## Directions:
Read through the records below and copy each line that uses the word "Nominal".

Figure contents as structured data:
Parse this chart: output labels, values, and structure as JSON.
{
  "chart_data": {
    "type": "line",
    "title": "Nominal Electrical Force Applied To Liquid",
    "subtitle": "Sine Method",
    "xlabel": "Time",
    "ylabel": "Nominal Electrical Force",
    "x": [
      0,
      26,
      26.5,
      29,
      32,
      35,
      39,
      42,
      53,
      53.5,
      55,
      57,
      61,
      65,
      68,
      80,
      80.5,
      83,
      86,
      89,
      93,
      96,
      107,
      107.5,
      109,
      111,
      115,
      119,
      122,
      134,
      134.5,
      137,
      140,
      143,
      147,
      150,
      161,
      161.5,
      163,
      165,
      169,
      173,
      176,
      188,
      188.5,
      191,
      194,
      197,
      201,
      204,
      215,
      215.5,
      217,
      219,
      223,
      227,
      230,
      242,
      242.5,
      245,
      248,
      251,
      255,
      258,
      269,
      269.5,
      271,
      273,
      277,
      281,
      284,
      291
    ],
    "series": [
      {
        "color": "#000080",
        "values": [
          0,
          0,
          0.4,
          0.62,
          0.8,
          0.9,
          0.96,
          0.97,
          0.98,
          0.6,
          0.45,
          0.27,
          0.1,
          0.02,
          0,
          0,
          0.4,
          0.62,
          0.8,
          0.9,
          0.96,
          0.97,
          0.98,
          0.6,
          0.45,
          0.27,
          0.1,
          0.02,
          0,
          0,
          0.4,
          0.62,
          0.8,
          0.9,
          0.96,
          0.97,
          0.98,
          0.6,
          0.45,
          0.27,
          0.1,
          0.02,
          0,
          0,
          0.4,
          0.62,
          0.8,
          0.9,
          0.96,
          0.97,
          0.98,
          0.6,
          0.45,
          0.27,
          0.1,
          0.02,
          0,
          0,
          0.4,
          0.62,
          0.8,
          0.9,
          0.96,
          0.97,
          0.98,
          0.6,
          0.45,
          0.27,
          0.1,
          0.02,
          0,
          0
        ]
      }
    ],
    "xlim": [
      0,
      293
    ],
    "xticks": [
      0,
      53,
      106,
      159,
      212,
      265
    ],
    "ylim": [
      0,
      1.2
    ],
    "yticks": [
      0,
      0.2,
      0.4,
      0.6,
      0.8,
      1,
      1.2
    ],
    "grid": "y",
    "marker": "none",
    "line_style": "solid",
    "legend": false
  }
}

## Result of the task:
    "title": "Nominal Electrical Force Applied To Liquid",
    "ylabel": "Nominal Electrical Force",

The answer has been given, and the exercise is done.